======== Material for this exercise ========
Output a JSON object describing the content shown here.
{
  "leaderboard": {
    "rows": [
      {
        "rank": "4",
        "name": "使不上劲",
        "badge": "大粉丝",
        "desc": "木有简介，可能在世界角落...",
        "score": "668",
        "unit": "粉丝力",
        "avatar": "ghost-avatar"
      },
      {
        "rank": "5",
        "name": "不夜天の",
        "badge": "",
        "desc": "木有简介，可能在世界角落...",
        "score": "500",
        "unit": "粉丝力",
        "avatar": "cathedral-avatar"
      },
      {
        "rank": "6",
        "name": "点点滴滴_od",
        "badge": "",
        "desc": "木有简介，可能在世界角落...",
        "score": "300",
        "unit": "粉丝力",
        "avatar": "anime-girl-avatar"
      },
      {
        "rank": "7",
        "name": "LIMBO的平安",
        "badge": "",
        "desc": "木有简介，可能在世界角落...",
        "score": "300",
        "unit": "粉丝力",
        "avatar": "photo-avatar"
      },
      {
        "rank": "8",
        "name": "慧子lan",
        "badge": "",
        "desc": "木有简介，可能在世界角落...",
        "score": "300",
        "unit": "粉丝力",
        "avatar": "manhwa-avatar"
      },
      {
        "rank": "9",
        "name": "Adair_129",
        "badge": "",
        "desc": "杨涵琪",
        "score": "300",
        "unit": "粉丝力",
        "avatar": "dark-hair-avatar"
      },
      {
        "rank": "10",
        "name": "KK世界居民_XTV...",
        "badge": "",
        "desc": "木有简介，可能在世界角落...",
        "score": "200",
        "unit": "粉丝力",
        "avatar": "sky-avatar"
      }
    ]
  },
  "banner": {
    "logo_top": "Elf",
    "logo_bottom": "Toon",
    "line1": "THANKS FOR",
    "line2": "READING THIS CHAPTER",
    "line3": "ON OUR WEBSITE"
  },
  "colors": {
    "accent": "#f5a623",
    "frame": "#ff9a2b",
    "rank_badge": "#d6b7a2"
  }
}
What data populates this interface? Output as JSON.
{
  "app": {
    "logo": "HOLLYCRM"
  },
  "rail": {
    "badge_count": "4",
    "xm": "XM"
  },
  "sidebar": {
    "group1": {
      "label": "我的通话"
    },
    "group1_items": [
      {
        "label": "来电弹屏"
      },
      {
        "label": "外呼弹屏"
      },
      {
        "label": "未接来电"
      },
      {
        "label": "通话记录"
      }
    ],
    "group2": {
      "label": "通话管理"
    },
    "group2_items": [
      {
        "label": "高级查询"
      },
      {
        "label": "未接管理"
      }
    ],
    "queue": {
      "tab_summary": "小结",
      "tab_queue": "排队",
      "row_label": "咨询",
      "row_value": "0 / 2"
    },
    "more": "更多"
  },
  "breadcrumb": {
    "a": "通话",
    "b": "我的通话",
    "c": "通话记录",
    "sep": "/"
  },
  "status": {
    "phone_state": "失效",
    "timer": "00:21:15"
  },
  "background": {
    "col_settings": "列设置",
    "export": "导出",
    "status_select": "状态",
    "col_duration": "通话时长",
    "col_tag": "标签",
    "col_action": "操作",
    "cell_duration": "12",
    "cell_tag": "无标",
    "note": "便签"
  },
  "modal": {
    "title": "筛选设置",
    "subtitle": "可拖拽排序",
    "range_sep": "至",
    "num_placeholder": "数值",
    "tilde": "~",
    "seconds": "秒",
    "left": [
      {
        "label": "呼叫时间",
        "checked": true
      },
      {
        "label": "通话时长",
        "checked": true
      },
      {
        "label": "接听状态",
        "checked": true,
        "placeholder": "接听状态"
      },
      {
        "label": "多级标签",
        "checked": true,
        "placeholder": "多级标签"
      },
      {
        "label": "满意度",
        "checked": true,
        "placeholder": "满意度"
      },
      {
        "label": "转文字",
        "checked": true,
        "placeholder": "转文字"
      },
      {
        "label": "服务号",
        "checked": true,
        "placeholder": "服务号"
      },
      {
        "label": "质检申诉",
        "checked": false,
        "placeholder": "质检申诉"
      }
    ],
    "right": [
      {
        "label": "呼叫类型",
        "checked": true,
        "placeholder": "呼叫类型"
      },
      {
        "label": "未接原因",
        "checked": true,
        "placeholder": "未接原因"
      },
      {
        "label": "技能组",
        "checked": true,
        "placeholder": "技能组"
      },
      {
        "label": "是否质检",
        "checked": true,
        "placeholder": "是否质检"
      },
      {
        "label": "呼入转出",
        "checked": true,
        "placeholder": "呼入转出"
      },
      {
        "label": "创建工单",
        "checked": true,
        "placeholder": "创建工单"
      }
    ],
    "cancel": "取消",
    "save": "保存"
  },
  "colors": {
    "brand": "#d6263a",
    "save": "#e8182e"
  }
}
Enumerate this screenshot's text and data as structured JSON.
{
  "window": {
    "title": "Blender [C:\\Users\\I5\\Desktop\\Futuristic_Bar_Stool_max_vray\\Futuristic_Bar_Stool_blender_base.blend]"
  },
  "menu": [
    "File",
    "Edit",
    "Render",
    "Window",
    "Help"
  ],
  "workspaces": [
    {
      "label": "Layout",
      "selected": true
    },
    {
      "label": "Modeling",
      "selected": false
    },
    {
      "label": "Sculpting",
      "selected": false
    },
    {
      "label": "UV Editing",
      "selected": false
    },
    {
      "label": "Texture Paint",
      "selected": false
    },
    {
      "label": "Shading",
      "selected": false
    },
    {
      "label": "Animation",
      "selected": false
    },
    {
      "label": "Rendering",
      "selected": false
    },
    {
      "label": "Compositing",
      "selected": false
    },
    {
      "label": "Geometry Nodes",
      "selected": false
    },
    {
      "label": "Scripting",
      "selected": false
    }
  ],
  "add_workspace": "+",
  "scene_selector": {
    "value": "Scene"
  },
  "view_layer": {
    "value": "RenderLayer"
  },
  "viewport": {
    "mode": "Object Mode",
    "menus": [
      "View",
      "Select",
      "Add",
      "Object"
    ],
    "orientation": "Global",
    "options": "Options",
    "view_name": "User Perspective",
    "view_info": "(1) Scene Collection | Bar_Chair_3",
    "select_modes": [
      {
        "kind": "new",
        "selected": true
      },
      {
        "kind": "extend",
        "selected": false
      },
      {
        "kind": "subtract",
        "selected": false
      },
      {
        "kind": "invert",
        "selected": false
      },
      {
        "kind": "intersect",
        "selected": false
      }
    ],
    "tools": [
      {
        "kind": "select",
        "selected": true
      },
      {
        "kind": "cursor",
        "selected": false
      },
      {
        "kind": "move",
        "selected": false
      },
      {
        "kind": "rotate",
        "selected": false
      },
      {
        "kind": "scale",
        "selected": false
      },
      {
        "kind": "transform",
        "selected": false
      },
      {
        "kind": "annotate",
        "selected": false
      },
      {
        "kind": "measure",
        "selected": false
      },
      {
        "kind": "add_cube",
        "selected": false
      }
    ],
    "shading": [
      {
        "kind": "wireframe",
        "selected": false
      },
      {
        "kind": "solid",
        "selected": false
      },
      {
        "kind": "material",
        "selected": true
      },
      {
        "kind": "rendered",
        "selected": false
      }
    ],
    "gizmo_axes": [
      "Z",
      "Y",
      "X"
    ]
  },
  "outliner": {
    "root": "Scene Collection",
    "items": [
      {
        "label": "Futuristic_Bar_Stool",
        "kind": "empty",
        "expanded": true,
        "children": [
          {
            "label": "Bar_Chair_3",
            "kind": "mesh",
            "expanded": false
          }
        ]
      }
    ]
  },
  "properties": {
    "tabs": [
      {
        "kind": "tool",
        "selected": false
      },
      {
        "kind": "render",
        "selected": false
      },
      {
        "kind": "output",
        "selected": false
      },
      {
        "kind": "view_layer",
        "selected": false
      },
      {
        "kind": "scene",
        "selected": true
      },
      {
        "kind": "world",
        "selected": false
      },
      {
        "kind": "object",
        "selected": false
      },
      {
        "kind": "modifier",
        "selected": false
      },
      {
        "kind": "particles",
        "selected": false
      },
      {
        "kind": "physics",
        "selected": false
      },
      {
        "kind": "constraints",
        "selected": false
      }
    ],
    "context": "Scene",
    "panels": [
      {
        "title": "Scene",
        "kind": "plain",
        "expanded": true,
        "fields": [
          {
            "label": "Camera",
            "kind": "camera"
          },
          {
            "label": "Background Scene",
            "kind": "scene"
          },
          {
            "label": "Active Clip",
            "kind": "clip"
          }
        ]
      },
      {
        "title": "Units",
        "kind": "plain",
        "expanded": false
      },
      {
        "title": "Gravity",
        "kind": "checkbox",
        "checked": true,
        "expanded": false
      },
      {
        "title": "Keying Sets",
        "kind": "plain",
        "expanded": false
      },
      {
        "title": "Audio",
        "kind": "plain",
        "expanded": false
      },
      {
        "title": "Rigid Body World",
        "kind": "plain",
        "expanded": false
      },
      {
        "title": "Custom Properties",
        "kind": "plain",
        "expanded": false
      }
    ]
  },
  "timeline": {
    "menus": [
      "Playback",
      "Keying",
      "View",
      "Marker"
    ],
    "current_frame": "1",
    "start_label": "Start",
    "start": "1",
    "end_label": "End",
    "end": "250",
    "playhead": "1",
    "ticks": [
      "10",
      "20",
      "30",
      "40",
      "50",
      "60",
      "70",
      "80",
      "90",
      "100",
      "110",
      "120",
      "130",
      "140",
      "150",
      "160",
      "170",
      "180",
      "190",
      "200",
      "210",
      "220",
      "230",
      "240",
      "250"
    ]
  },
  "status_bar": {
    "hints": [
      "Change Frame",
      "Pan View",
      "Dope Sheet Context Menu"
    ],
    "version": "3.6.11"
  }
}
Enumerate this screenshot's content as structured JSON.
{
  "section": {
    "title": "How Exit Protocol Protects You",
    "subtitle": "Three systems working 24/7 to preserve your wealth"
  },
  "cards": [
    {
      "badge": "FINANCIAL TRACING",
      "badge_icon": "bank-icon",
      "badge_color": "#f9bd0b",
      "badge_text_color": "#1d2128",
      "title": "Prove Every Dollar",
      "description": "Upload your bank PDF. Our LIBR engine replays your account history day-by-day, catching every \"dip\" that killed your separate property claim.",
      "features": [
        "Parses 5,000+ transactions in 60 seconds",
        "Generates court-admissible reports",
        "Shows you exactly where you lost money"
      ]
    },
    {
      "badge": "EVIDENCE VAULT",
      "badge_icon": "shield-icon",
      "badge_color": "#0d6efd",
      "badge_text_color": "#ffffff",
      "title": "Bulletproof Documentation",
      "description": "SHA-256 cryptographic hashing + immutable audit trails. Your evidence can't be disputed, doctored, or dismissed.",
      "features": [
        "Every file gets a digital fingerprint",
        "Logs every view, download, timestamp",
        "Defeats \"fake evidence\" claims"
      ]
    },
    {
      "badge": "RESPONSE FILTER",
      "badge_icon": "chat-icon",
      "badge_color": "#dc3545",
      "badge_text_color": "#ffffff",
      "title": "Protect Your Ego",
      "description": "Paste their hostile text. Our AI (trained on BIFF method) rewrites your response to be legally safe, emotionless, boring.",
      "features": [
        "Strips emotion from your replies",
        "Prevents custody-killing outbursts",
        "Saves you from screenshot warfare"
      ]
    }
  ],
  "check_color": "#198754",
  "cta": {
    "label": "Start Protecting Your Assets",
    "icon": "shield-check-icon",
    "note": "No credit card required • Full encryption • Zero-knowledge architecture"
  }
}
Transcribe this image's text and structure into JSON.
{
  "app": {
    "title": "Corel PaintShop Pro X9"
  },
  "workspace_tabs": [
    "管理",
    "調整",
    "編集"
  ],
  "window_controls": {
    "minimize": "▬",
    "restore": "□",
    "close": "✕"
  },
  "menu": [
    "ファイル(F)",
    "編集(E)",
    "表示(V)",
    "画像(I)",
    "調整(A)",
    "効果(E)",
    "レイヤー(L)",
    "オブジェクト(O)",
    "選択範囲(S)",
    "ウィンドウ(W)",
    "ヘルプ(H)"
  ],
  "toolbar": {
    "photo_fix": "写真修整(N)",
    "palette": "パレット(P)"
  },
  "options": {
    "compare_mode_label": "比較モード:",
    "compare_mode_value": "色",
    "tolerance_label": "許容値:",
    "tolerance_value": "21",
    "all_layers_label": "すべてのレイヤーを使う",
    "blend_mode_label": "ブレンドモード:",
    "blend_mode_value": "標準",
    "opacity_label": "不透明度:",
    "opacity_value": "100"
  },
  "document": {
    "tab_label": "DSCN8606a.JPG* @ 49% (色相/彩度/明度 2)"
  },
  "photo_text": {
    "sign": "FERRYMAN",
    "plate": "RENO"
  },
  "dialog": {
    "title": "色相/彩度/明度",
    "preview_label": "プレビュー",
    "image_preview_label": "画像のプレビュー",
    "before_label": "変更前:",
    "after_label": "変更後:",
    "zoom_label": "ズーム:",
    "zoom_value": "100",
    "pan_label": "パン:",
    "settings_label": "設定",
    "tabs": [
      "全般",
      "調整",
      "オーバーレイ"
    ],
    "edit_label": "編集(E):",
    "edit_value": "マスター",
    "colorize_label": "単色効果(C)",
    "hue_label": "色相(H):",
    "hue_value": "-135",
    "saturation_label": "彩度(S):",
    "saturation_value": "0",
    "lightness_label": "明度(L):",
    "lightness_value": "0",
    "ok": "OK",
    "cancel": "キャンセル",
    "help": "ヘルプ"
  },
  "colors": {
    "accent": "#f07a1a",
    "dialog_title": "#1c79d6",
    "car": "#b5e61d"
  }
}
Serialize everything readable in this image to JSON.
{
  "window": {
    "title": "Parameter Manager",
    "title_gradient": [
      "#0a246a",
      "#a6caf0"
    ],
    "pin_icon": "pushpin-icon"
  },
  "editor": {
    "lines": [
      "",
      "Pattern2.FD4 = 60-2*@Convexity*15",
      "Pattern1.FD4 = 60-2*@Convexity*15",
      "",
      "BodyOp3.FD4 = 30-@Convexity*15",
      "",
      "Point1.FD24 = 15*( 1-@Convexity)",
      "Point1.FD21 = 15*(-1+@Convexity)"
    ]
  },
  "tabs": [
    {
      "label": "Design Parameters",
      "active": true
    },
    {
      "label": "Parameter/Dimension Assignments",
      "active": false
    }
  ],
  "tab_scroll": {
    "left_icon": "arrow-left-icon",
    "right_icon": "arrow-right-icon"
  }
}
========
== The request ==
Return each line among the entries that holds the word "data".

== Complete response ==
What data populates this interface? Output as JSON.
Enumerate this screenshot's text and data as structured JSON.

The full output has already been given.